• **Exercise objective**
Transcribe everything in the data word for word. Pictures are left out.

- - - - -

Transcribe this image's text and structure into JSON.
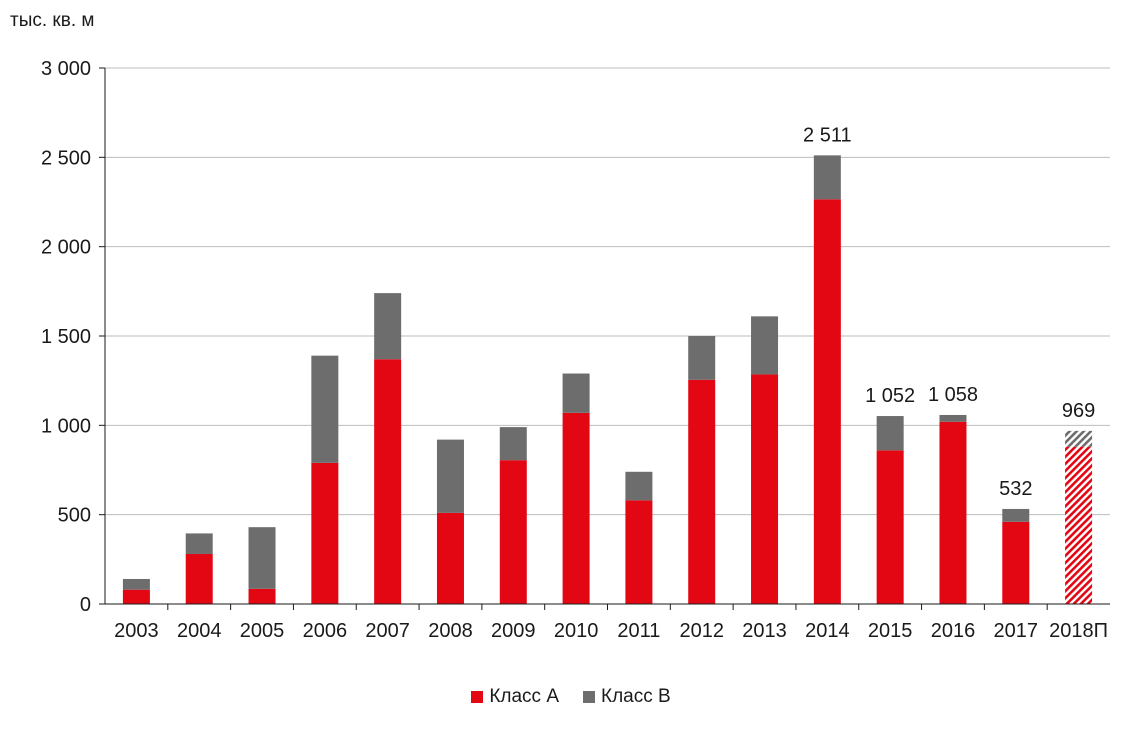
{
  "chart_data": {
    "type": "bar",
    "stacked": true,
    "unit_label": "тыс. кв. м",
    "categories": [
      "2003",
      "2004",
      "2005",
      "2006",
      "2007",
      "2008",
      "2009",
      "2010",
      "2011",
      "2012",
      "2013",
      "2014",
      "2015",
      "2016",
      "2017",
      "2018П"
    ],
    "series": [
      {
        "name": "Класс А",
        "color": "#e30613",
        "values": [
          80,
          280,
          85,
          790,
          1370,
          510,
          805,
          1070,
          580,
          1255,
          1285,
          2265,
          860,
          1020,
          460,
          880
        ]
      },
      {
        "name": "Класс В",
        "color": "#6d6d6e",
        "values": [
          60,
          115,
          345,
          600,
          370,
          410,
          185,
          220,
          160,
          245,
          325,
          246,
          192,
          38,
          72,
          89
        ]
      }
    ],
    "totals_labels": [
      {
        "category": "2014",
        "text": "2 511"
      },
      {
        "category": "2015",
        "text": "1 052"
      },
      {
        "category": "2016",
        "text": "1 058"
      },
      {
        "category": "2017",
        "text": "532"
      },
      {
        "category": "2018П",
        "text": "969"
      }
    ],
    "forecast_category": "2018П",
    "ylim": [
      0,
      3000
    ],
    "yticks": [
      0,
      500,
      1000,
      1500,
      2000,
      2500,
      3000
    ],
    "ytick_labels": [
      "0",
      "500",
      "1 000",
      "1 500",
      "2 000",
      "2 500",
      "3 000"
    ],
    "grid": true,
    "legend_position": "bottom-center"
  }
}
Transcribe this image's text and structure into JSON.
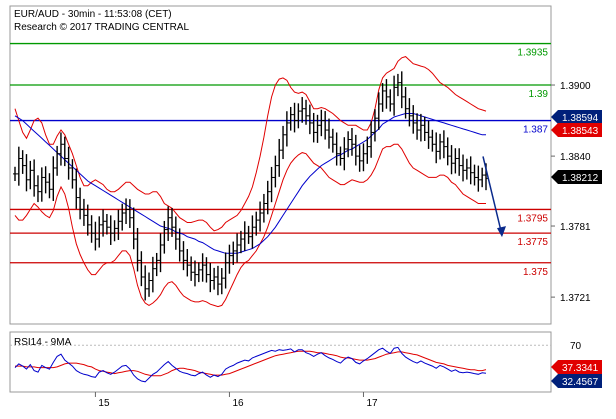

- - - - -

• **Correct result**
Transcribe this image's text and structure into JSON.
{
  "chart_data": {
    "type": "bar",
    "stacked": true,
    "unit_label": "тыс. кв. м",
    "categories": [
      "2003",
      "2004",
      "2005",
      "2006",
      "2007",
      "2008",
      "2009",
      "2010",
      "2011",
      "2012",
      "2013",
      "2014",
      "2015",
      "2016",
      "2017",
      "2018П"
    ],
    "series": [
      {
        "name": "Класс А",
        "color": "#e30613",
        "values": [
          80,
          280,
          85,
          790,
          1370,
          510,
          805,
          1070,
          580,
          1255,
          1285,
          2265,
          860,
          1020,
          460,
          880
        ]
      },
      {
        "name": "Класс В",
        "color": "#6d6d6e",
        "values": [
          60,
          115,
          345,
          600,
          370,
          410,
          185,
          220,
          160,
          245,
          325,
          246,
          192,
          38,
          72,
          89
        ]
      }
    ],
    "totals_labels": [
      {
        "category": "2014",
        "text": "2 511"
      },
      {
        "category": "2015",
        "text": "1 052"
      },
      {
        "category": "2016",
        "text": "1 058"
      },
      {
        "category": "2017",
        "text": "532"
      },
      {
        "category": "2018П",
        "text": "969"
      }
    ],
    "forecast_category": "2018П",
    "ylim": [
      0,
      3000
    ],
    "yticks": [
      0,
      500,
      1000,
      1500,
      2000,
      2500,
      3000
    ],
    "ytick_labels": [
      "0",
      "500",
      "1 000",
      "1 500",
      "2 000",
      "2 500",
      "3 000"
    ],
    "grid": true,
    "legend_position": "bottom-center"
  }
}
Transcribe this image's text and structure into JSON.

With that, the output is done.